> **Exercise goal**: Start at the line containing "Extract the structured" and transcribe every line exactly through the end of the records below, and only those lines.

— BEGIN Dataset records —

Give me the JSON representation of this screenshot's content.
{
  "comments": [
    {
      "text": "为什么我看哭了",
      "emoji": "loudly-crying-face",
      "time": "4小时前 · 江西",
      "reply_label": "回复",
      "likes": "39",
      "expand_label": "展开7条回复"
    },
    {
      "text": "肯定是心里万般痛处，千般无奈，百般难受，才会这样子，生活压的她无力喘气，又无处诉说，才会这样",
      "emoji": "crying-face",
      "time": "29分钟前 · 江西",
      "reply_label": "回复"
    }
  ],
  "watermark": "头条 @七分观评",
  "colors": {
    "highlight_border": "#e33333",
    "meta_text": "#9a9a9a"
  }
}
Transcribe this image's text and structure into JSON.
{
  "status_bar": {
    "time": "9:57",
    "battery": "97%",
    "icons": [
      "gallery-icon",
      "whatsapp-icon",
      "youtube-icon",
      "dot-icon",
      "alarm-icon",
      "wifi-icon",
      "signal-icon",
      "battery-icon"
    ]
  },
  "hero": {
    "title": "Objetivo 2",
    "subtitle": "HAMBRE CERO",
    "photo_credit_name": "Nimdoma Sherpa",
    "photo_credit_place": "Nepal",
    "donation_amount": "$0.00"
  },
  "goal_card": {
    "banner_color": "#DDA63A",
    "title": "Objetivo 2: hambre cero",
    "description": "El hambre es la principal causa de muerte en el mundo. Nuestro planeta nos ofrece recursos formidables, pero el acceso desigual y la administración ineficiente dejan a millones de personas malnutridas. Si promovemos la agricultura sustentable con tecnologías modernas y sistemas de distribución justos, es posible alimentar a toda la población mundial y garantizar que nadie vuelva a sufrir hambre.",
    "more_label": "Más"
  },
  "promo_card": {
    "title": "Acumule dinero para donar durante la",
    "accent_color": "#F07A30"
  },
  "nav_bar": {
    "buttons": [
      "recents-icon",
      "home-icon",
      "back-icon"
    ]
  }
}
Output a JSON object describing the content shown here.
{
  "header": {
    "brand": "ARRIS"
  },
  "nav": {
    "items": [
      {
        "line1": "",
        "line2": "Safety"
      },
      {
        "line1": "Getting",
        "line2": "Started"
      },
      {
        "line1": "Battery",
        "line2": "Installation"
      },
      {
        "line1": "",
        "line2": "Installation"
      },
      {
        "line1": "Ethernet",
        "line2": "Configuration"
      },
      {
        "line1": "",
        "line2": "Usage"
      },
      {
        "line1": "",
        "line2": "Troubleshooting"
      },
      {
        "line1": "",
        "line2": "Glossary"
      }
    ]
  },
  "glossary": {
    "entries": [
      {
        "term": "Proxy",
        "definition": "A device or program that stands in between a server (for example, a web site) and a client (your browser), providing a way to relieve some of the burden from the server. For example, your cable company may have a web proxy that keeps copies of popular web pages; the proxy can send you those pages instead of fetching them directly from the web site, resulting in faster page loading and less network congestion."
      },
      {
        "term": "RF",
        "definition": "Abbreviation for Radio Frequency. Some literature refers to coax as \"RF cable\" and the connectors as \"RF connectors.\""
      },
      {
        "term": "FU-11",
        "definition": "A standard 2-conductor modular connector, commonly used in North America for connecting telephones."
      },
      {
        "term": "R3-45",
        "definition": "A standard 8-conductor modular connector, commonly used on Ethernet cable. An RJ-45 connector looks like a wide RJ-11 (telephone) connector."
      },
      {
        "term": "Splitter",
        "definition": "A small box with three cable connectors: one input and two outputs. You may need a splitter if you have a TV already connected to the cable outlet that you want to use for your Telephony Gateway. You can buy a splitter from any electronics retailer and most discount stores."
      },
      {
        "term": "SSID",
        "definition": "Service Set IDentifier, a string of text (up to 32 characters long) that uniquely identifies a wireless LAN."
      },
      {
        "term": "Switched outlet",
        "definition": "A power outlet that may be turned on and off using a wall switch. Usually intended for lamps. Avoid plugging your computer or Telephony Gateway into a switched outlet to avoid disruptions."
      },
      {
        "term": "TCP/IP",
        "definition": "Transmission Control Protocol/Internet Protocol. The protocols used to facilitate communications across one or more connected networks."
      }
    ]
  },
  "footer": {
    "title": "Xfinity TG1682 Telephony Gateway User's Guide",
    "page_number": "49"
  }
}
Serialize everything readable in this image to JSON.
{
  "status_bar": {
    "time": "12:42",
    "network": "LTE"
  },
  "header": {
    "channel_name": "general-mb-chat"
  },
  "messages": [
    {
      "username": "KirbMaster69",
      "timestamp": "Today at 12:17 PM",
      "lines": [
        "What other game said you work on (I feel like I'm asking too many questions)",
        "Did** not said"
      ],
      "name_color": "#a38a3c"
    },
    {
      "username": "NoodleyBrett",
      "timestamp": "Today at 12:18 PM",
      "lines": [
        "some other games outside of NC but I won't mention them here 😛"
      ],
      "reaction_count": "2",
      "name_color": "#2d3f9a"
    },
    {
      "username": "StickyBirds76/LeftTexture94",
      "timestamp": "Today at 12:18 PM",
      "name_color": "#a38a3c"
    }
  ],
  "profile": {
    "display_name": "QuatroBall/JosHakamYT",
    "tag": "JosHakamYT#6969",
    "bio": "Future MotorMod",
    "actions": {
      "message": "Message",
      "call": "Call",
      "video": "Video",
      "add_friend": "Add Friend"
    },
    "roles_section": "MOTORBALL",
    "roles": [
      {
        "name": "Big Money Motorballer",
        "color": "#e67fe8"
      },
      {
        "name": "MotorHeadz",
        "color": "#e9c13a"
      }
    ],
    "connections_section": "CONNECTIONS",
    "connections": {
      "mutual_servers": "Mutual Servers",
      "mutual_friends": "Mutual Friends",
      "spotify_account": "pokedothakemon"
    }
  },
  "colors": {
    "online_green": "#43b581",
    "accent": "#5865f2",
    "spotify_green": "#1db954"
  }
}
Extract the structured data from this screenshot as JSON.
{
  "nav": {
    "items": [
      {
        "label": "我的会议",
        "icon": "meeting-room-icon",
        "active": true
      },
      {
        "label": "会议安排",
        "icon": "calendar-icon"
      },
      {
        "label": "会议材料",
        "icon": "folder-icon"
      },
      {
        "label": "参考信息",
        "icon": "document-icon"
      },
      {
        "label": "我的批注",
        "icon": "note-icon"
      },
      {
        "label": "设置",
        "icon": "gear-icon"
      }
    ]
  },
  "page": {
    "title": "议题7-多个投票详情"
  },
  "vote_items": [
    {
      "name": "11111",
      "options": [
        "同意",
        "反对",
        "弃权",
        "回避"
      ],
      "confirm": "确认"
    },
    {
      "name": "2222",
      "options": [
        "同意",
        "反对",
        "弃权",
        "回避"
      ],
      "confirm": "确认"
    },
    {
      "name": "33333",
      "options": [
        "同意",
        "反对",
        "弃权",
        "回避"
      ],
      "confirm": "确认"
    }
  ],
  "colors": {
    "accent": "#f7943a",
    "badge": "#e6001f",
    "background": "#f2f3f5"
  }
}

— END Dataset records —

> **Solution for this exercise**:
Extract the structured data from this screenshot as JSON.
{
  "nav": {
    "items": [
      {
        "label": "我的会议",
        "icon": "meeting-room-icon",
        "active": true
      },
      {
        "label": "会议安排",
        "icon": "calendar-icon"
      },
      {
        "label": "会议材料",
        "icon": "folder-icon"
      },
      {
        "label": "参考信息",
        "icon": "document-icon"
      },
      {
        "label": "我的批注",
        "icon": "note-icon"
      },
      {
        "label": "设置",
        "icon": "gear-icon"
      }
    ]
  },
  "page": {
    "title": "议题7-多个投票详情"
  },
  "vote_items": [
    {
      "name": "11111",
      "options": [
        "同意",
        "反对",
        "弃权",
        "回避"
      ],
      "confirm": "确认"
    },
    {
      "name": "2222",
      "options": [
        "同意",
        "反对",
        "弃权",
        "回避"
      ],
      "confirm": "确认"
    },
    {
      "name": "33333",
      "options": [
        "同意",
        "反对",
        "弃权",
        "回避"
      ],
      "confirm": "确认"
    }
  ],
  "colors": {
    "accent": "#f7943a",
    "badge": "#e6001f",
    "background": "#f2f3f5"
  }
}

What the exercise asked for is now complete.